Your instructions – Count the lines below that contain the word "машинном", and report only that number.

-- BEGIN --

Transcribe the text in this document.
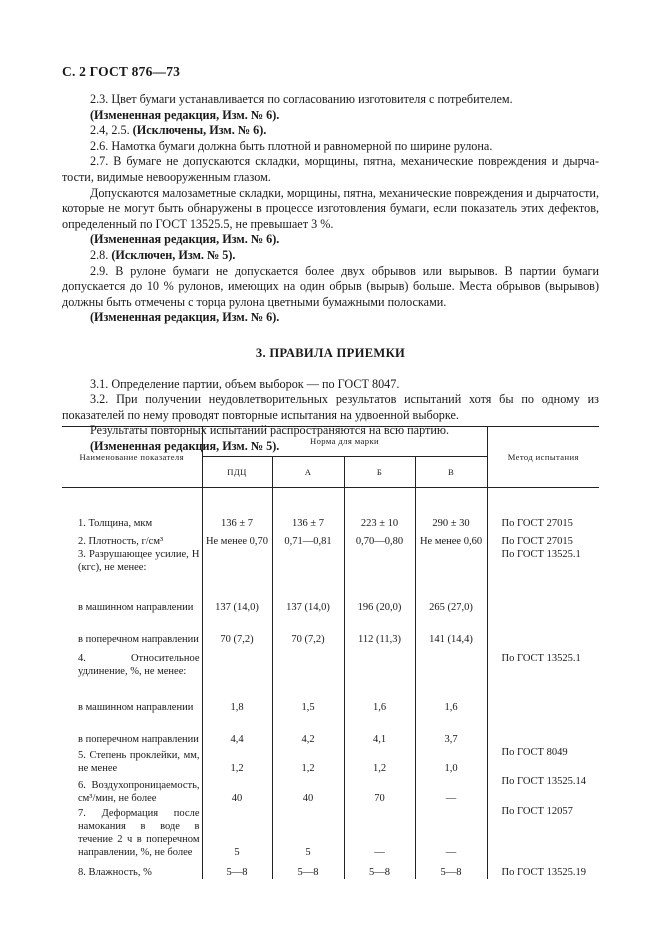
С. 2 ГОСТ 876—73

2.3. Цвет бумаги устанавливается по согласованию изготовителя с потребителем.

(Измененная редакция, Изм. № 6).

2.4, 2.5. (Исключены, Изм. № 6).

2.6. Намотка бумаги должна быть плотной и равномерной по ширине рулона.

2.7. В бумаге не допускаются складки, морщины, пятна, механические повреждения и дырча-тости, видимые невооруженным глазом.

Допускаются малозаметные складки, морщины, пятна, механические повреждения и дырчатости, которые не могут быть обнаружены в процессе изготовления бумаги, если показатель этих дефектов, определенный по ГОСТ 13525.5, не превышает 3 %.

(Измененная редакция, Изм. № 6).

2.8. (Исключен, Изм. № 5).

2.9. В рулоне бумаги не допускается более двух обрывов или вырывов. В партии бумаги допускается до 10 % рулонов, имеющих на один обрыв (вырыв) больше. Места обрывов (вырывов) должны быть отмечены с торца рулона цветными бумажными полосками.

(Измененная редакция, Изм. № 6).

3. ПРАВИЛА ПРИЕМКИ

3.1. Определение партии, объем выборок — по ГОСТ 8047.

3.2. При получении неудовлетворительных результатов испытаний хотя бы по одному из показателей по нему проводят повторные испытания на удвоенной выборке.

Результаты повторных испытаний распространяются на всю партию.

(Измененная редакция, Изм. № 5).

Наименование показателя	Норма для марки				Метод испытания
	ПДЦ	А	Б	В	

1. Толщина, мкм	136 ± 7	136 ± 7	223 ± 10	290 ± 30	По ГОСТ 27015
2. Плотность, г/см³	Не менее 0,70	0,71—0,81	0,70—0,80	Не менее 0,60	По ГОСТ 27015
3. Разрушающее усилие, Н (кгс), не менее:					По ГОСТ 13525.1
в машинном направлении	137 (14,0)	137 (14,0)	196 (20,0)	265 (27,0)	
в поперечном направлении	70 (7,2)	70 (7,2)	112 (11,3)	141 (14,4)	
4. Относительное удлинение, %, не менее:					По ГОСТ 13525.1
в машинном направлении	1,8	1,5	1,6	1,6	
в поперечном направлении	4,4	4,2	4,1	3,7	
5. Степень проклейки, мм, не менее	1,2	1,2	1,2	1,0	По ГОСТ 8049
6. Воздухопроницаемость, см³/мин, не более	40	40	70	—	По ГОСТ 13525.14
7. Деформация после намокания в воде в течение 2 ч в поперечном направлении, %, не более	5	5	—	—	По ГОСТ 12057
8. Влажность, %	5—8	5—8	5—8	5—8	По ГОСТ 13525.19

-- END --

Expected answer – 2